-------- Kutipan Teks --------

Thursday, September 21, 2023

MANDELA EFFECT DAN MACAM-MACAM EFEK LAINNYA YANG MEMPENGARUHI KEHIDUPAN KITA (1)

Kebetulan salah satu pendukung Karyakarsa meminta gue untuk membahas salah satu topik tentang efek. Ketika mempelajarinya, gue menemukan bahwa ternyata ada banyak efek-efek lain ternyata cukup menarik. Contohnya, kalian mungkin sudah tak asing dengan yang namanya Butterfly Efect, Domino Effect, sampai Greenhouse Effect. Yang jelas, efek merupakan sebutan bagi sebuah situasi yang memiliki dampak yang cukup signifikan pada kita dan nggak hanya bisa diterapkan di sains saja, melainkan sampai ke psikologi. Salah satu yang ingin gue bahas adalah Mandela Effect, namun ada banyak juga kok efek-efek lain yang cukup penting untuk kita ketahui. Apa saja? Mari kita simak bersama.

 

MANDELA EFFECT

Efek yang satu ini memang sering digunakan sebagai bukti bahwa dunia paralel benar-benar ada. Coba saja perhatikan dua gambar Pikachu berikut ini. Mana menurut kalian merupakan gambar Pikachu yang asli?

Mungkin kalian yang akan menjawab yang kiri, padahal jawabannya justru adalah yang kanan (tanpa warna hitam di ujung ekornya). Mungkin hal ini akan menyebabkan kita berpikir bahwa realita yang kita alami saat kita kecil berbeda jauh dengan realita kita sekarang. Dengan kata lain, kita mungkin berada dalam dimensi yang lain atau pernah mengalami dimensi yang berbeda. Namun ternyata jawaban atas efek ini bisa dengan mudah dijelaskan melalui ilmu psikologi.

Kenapa kita menganggap ekor Pikachu memiliki pola hitam pada ujungnya? Ini karena Pikachu sendiri memiliki pola tersebut di bagian tubuhnya yang lain, seperti ujung telinganya, sehingga kita langsung menyimpulkan bahwa warna hitam itu juga ada pada ekornya, padahal pada kenyataannya tidak.

-------- Data yang Diberikan --------

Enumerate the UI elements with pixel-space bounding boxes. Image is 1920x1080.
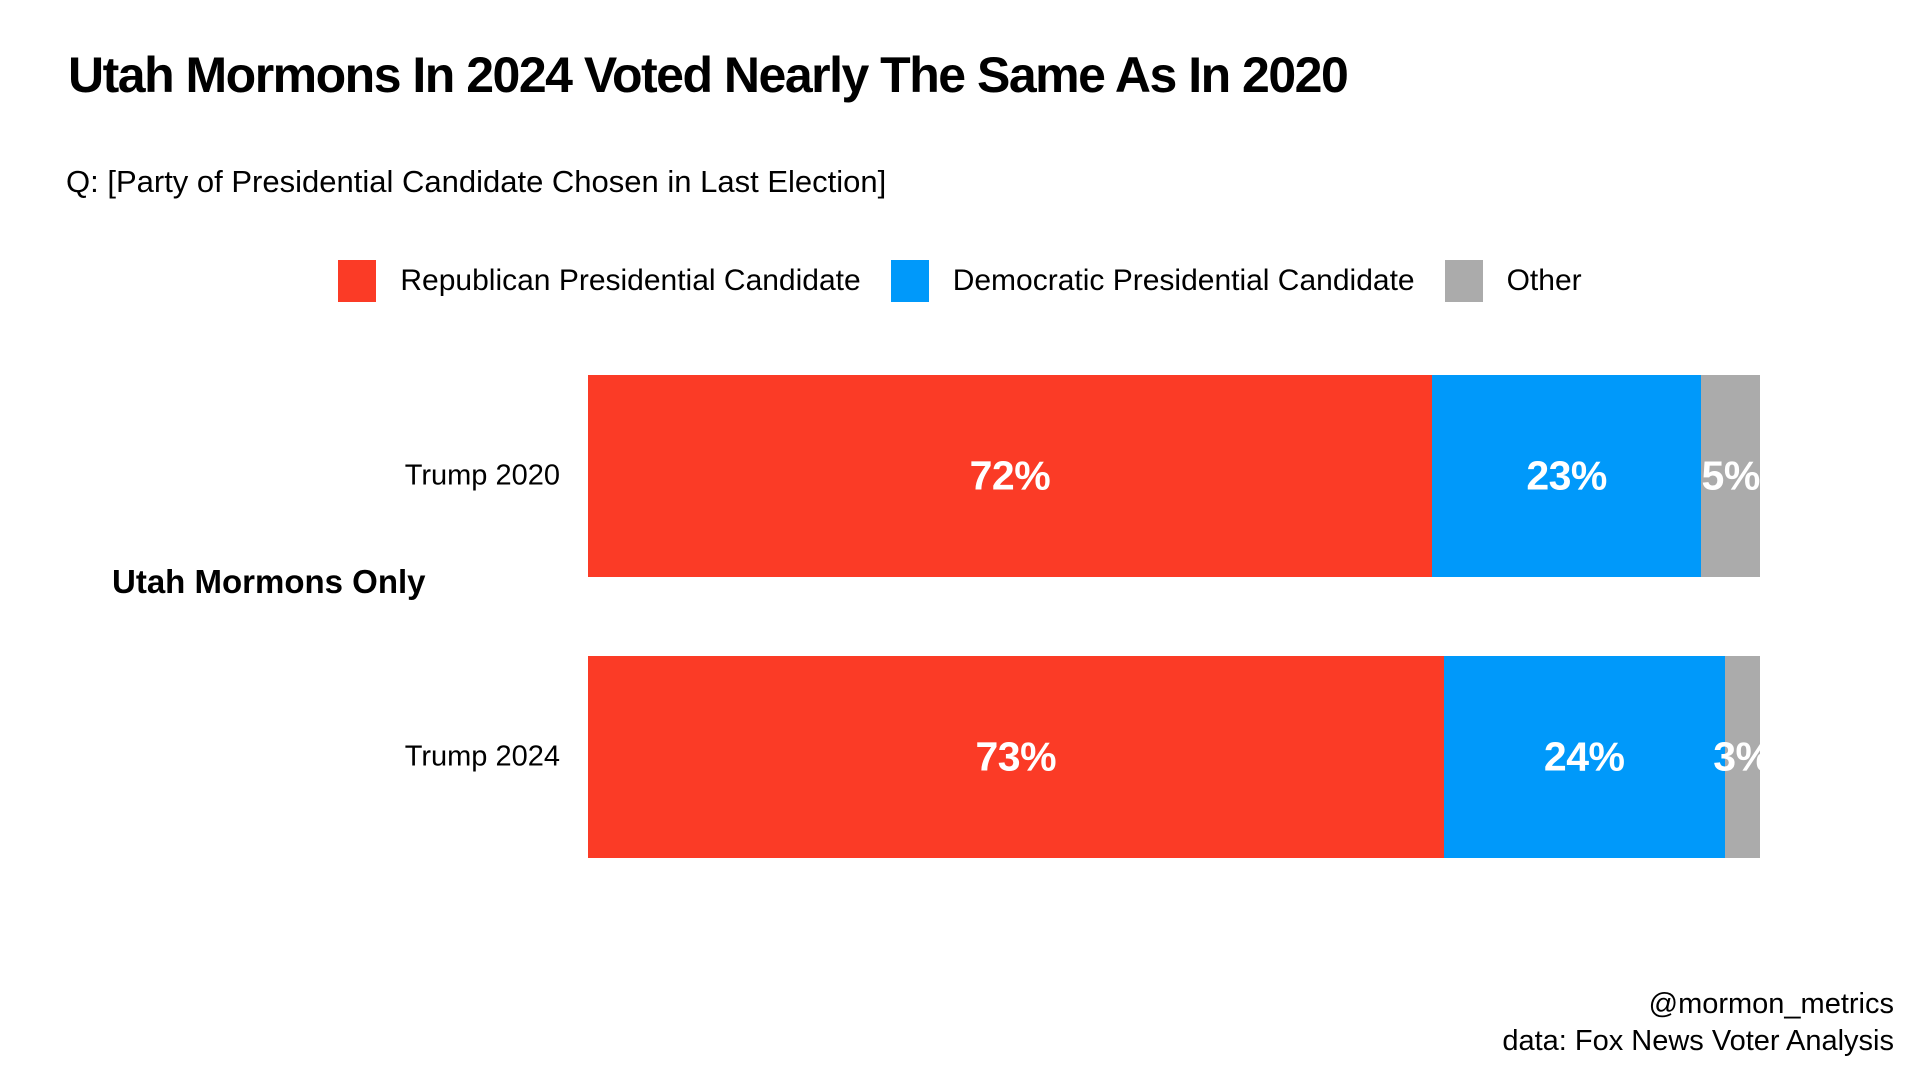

--------

Tugas yang Dikerjakan ->
1 - Tolong tentukan apakah setiap pernyataan berikut sesuai dengan tulisan tentang Mandela Effect. Jawab ya atau tidak, lalu kutip kata-kata dari tulisan itu yang menjadi penentunya. (a) Gambar Pikachu yang asli adalah yang kanan, tanpa warna hitam di ujung ekornya. (b) Efek ini hanya dapat dijelaskan sebagai bukti adanya dunia paralel. (c) Pikachu memiliki pola hitam di ujung telinganya.
2 - Tuliskan kembali sebagian tulisan tentang Mandela Effect. Mulailah pada kata-kata yang memuat "Kebetulan salah satu", dan berhentilah setelah "Pikachu yang asli?".

Kunci Jawaban ->
1 -
(a) Ya: "padahal jawabannya justru adalah yang kanan (tanpa warna hitam di ujung ekornya)".
(b) Tidak: "Namun ternyata jawaban atas efek ini bisa dengan mudah dijelaskan melalui ilmu psikologi."
(c) Ya: "Pikachu sendiri memiliki pola tersebut di bagian tubuhnya yang lain, seperti ujung telinganya".

2 -
Kebetulan salah satu pendukung Karyakarsa meminta gue untuk membahas salah satu topik tentang efek. Ketika mempelajarinya, gue menemukan bahwa ternyata ada banyak efek-efek lain ternyata cukup menarik. Contohnya, kalian mungkin sudah tak asing dengan yang namanya Butterfly Efect, Domino Effect, sampai Greenhouse Effect. Yang jelas, efek merupakan sebutan bagi sebuah situasi yang memiliki dampak yang cukup signifikan pada kita dan nggak hanya bisa diterapkan di sains saja, melainkan sampai ke psikologi. Salah satu yang ingin gue bahas adalah Mandela Effect, namun ada banyak juga kok efek-efek lain yang cukup penting untuk kita ketahui. Apa saja? Mari kita simak bersama.

 

MANDELA EFFECT

Efek yang satu ini memang sering digunakan sebagai bukti bahwa dunia paralel benar-benar ada. Coba saja perhatikan dua gambar Pikachu berikut ini. Mana menurut kalian merupakan gambar Pikachu yang asli?